STATED PROBLEM
In the material below, identify each line bearing the word "title". Reproduce those lines.

==== ITEMS

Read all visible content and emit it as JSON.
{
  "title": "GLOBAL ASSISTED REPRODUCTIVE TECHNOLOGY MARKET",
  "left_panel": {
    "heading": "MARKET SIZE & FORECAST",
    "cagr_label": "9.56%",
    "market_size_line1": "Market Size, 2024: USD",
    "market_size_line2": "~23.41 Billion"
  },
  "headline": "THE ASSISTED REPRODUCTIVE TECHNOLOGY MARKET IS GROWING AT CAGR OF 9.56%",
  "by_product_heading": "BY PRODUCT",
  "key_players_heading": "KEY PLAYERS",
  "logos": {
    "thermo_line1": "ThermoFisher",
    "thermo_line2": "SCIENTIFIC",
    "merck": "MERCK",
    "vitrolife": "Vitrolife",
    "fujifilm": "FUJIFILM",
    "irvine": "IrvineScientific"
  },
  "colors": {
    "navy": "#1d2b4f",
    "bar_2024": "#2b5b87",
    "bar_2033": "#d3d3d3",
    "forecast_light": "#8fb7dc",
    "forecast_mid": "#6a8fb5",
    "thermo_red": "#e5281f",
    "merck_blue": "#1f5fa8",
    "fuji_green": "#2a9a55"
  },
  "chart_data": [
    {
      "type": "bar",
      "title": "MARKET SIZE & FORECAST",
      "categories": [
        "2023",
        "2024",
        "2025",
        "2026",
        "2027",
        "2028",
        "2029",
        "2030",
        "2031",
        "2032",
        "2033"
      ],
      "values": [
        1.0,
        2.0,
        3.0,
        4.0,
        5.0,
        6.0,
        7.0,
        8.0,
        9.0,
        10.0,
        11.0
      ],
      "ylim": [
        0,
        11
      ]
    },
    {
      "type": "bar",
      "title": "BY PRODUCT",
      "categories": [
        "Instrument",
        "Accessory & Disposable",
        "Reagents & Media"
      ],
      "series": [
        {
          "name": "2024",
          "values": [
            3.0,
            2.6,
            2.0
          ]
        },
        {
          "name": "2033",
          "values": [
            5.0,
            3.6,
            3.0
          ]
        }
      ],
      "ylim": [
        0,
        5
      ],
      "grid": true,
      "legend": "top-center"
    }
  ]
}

========

OUTPUT FOR THIS EXERCISE
  "title": "GLOBAL ASSISTED REPRODUCTIVE TECHNOLOGY MARKET",
      "title": "MARKET SIZE & FORECAST",
      "title": "BY PRODUCT",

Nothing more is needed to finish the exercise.